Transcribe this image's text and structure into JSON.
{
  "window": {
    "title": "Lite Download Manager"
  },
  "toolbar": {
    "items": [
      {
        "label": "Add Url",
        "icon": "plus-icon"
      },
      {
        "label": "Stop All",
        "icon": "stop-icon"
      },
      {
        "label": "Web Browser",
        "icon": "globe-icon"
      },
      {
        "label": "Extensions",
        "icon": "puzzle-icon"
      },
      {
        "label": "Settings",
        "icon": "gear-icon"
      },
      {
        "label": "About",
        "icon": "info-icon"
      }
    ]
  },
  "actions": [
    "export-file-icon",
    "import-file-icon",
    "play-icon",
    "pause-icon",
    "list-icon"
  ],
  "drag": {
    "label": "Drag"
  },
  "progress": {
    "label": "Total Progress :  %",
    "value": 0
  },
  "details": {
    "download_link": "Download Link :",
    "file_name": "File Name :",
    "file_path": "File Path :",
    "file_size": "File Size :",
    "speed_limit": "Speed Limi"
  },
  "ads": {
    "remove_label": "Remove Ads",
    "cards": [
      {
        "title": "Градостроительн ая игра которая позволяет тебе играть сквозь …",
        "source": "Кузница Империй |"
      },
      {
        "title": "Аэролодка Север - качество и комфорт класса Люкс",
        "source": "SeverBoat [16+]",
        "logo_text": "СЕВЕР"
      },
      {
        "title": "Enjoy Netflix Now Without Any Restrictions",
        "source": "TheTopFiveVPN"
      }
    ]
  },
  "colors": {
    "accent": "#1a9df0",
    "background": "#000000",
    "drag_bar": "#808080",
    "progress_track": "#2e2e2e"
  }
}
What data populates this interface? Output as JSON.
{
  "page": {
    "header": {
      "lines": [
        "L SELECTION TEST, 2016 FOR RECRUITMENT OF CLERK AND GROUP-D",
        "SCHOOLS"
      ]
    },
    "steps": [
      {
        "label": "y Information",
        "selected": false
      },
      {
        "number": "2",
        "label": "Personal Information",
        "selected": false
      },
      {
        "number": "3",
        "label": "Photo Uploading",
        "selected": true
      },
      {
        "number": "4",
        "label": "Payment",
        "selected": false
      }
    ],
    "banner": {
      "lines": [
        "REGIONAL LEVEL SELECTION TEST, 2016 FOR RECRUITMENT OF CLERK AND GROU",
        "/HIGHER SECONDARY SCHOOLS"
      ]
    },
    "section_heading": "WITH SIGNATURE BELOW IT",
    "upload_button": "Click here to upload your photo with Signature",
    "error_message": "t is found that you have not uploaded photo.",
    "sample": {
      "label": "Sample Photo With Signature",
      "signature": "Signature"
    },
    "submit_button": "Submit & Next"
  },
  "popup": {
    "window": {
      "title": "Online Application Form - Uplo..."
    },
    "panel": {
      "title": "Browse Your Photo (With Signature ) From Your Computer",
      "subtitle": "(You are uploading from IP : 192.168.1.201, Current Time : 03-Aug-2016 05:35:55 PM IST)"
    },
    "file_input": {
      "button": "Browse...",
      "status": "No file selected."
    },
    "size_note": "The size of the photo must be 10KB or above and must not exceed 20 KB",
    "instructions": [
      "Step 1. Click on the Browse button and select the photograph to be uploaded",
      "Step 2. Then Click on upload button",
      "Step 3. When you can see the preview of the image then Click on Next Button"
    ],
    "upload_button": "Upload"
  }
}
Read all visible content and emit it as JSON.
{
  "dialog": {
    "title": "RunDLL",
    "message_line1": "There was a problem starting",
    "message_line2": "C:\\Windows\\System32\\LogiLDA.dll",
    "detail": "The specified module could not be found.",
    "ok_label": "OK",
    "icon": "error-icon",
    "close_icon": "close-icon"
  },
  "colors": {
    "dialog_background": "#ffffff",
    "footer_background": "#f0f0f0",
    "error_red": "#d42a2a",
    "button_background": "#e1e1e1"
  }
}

------

#### WORK INSTRUCTIONS
Transcribe word for word the lines from the one holding "Read all visible content and emit it as JSON." to the last line of the listing above, inclusive.

#### RESULT FOR THIS EXERCISE
Read all visible content and emit it as JSON.
{
  "dialog": {
    "title": "RunDLL",
    "message_line1": "There was a problem starting",
    "message_line2": "C:\\Windows\\System32\\LogiLDA.dll",
    "detail": "The specified module could not be found.",
    "ok_label": "OK",
    "icon": "error-icon",
    "close_icon": "close-icon"
  },
  "colors": {
    "dialog_background": "#ffffff",
    "footer_background": "#f0f0f0",
    "error_red": "#d42a2a",
    "button_background": "#e1e1e1"
  }
}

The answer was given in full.